> **Written problem**: Word for word, transcribe the lines below and drop the pictures.

> **Items from a data source**:
## Begin

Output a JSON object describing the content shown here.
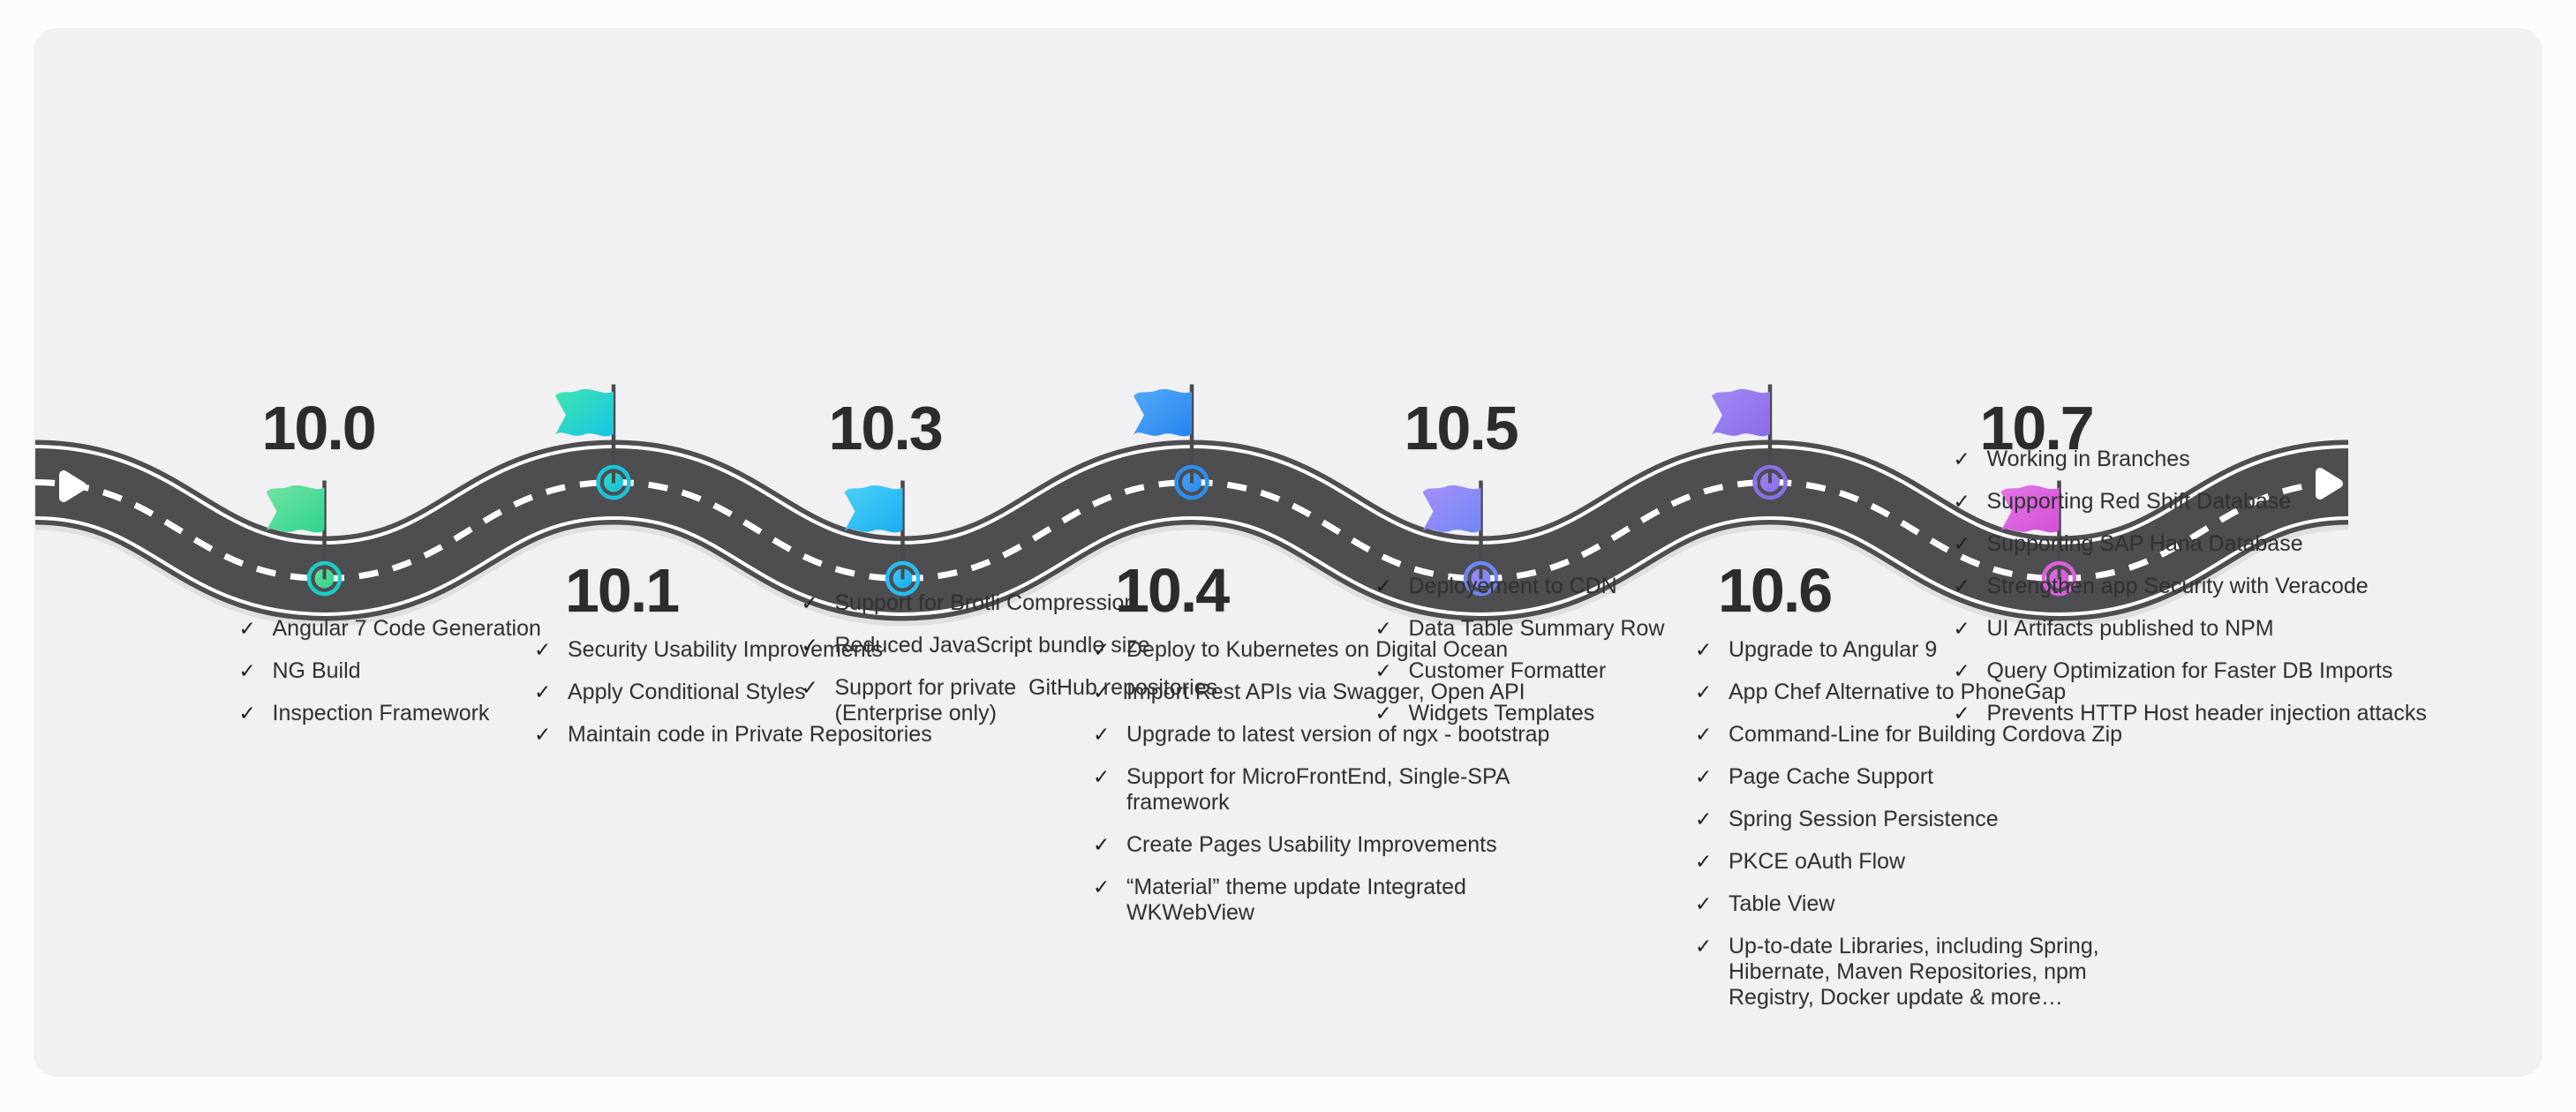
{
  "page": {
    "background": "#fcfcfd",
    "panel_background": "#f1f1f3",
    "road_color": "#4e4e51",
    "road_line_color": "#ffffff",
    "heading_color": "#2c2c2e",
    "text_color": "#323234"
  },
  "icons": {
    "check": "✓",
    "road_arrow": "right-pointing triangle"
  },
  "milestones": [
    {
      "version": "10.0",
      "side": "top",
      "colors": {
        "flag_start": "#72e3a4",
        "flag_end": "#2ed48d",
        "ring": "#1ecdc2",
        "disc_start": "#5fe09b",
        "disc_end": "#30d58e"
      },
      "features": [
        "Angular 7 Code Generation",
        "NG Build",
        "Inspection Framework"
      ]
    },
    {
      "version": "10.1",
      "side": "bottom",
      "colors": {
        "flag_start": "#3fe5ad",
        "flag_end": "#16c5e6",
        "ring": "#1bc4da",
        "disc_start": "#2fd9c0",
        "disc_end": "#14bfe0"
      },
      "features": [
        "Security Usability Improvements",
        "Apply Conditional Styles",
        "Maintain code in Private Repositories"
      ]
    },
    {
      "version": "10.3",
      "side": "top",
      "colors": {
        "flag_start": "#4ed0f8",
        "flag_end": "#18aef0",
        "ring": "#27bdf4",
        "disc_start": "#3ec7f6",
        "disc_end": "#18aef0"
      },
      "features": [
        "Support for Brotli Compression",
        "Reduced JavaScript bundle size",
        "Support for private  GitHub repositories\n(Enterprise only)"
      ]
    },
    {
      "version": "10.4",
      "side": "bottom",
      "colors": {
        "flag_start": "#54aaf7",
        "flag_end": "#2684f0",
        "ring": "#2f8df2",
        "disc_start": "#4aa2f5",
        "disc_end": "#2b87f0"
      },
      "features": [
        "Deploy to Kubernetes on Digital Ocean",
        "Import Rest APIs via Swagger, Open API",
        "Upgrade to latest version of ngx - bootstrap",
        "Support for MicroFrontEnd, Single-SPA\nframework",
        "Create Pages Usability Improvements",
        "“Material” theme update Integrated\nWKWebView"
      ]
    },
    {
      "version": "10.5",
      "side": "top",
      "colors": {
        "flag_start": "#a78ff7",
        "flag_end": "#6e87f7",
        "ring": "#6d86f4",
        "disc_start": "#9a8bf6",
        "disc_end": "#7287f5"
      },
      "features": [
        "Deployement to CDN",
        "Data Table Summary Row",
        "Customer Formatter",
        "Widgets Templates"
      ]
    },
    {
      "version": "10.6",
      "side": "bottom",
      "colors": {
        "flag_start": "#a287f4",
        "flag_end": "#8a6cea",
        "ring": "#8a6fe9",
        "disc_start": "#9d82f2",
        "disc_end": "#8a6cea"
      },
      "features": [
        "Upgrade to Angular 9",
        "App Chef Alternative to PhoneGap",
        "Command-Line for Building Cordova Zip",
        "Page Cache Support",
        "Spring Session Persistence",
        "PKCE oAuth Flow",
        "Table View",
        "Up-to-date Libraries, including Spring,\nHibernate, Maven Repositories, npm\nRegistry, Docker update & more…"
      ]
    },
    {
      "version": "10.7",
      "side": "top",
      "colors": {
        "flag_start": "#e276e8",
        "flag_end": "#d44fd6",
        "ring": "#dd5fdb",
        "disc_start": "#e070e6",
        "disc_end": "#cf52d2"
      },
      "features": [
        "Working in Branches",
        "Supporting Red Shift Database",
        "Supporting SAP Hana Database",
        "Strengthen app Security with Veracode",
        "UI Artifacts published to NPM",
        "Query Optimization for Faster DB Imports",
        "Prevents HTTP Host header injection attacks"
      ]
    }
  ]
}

## End

> **Answer to the exercise**:
Output a JSON object describing the content shown here.
{
  "page": {
    "background": "#fcfcfd",
    "panel_background": "#f1f1f3",
    "road_color": "#4e4e51",
    "road_line_color": "#ffffff",
    "heading_color": "#2c2c2e",
    "text_color": "#323234"
  },
  "icons": {
    "check": "✓",
    "road_arrow": "right-pointing triangle"
  },
  "milestones": [
    {
      "version": "10.0",
      "side": "top",
      "colors": {
        "flag_start": "#72e3a4",
        "flag_end": "#2ed48d",
        "ring": "#1ecdc2",
        "disc_start": "#5fe09b",
        "disc_end": "#30d58e"
      },
      "features": [
        "Angular 7 Code Generation",
        "NG Build",
        "Inspection Framework"
      ]
    },
    {
      "version": "10.1",
      "side": "bottom",
      "colors": {
        "flag_start": "#3fe5ad",
        "flag_end": "#16c5e6",
        "ring": "#1bc4da",
        "disc_start": "#2fd9c0",
        "disc_end": "#14bfe0"
      },
      "features": [
        "Security Usability Improvements",
        "Apply Conditional Styles",
        "Maintain code in Private Repositories"
      ]
    },
    {
      "version": "10.3",
      "side": "top",
      "colors": {
        "flag_start": "#4ed0f8",
        "flag_end": "#18aef0",
        "ring": "#27bdf4",
        "disc_start": "#3ec7f6",
        "disc_end": "#18aef0"
      },
      "features": [
        "Support for Brotli Compression",
        "Reduced JavaScript bundle size",
        "Support for private  GitHub repositories\n(Enterprise only)"
      ]
    },
    {
      "version": "10.4",
      "side": "bottom",
      "colors": {
        "flag_start": "#54aaf7",
        "flag_end": "#2684f0",
        "ring": "#2f8df2",
        "disc_start": "#4aa2f5",
        "disc_end": "#2b87f0"
      },
      "features": [
        "Deploy to Kubernetes on Digital Ocean",
        "Import Rest APIs via Swagger, Open API",
        "Upgrade to latest version of ngx - bootstrap",
        "Support for MicroFrontEnd, Single-SPA\nframework",
        "Create Pages Usability Improvements",
        "“Material” theme update Integrated\nWKWebView"
      ]
    },
    {
      "version": "10.5",
      "side": "top",
      "colors": {
        "flag_start": "#a78ff7",
        "flag_end": "#6e87f7",
        "ring": "#6d86f4",
        "disc_start": "#9a8bf6",
        "disc_end": "#7287f5"
      },
      "features": [
        "Deployement to CDN",
        "Data Table Summary Row",
        "Customer Formatter",
        "Widgets Templates"
      ]
    },
    {
      "version": "10.6",
      "side": "bottom",
      "colors": {
        "flag_start": "#a287f4",
        "flag_end": "#8a6cea",
        "ring": "#8a6fe9",
        "disc_start": "#9d82f2",
        "disc_end": "#8a6cea"
      },
      "features": [
        "Upgrade to Angular 9",
        "App Chef Alternative to PhoneGap",
        "Command-Line for Building Cordova Zip",
        "Page Cache Support",
        "Spring Session Persistence",
        "PKCE oAuth Flow",
        "Table View",
        "Up-to-date Libraries, including Spring,\nHibernate, Maven Repositories, npm\nRegistry, Docker update & more…"
      ]
    },
    {
      "version": "10.7",
      "side": "top",
      "colors": {
        "flag_start": "#e276e8",
        "flag_end": "#d44fd6",
        "ring": "#dd5fdb",
        "disc_start": "#e070e6",
        "disc_end": "#cf52d2"
      },
      "features": [
        "Working in Branches",
        "Supporting Red Shift Database",
        "Supporting SAP Hana Database",
        "Strengthen app Security with Veracode",
        "UI Artifacts published to NPM",
        "Query Optimization for Faster DB Imports",
        "Prevents HTTP Host header injection attacks"
      ]
    }
  ]
}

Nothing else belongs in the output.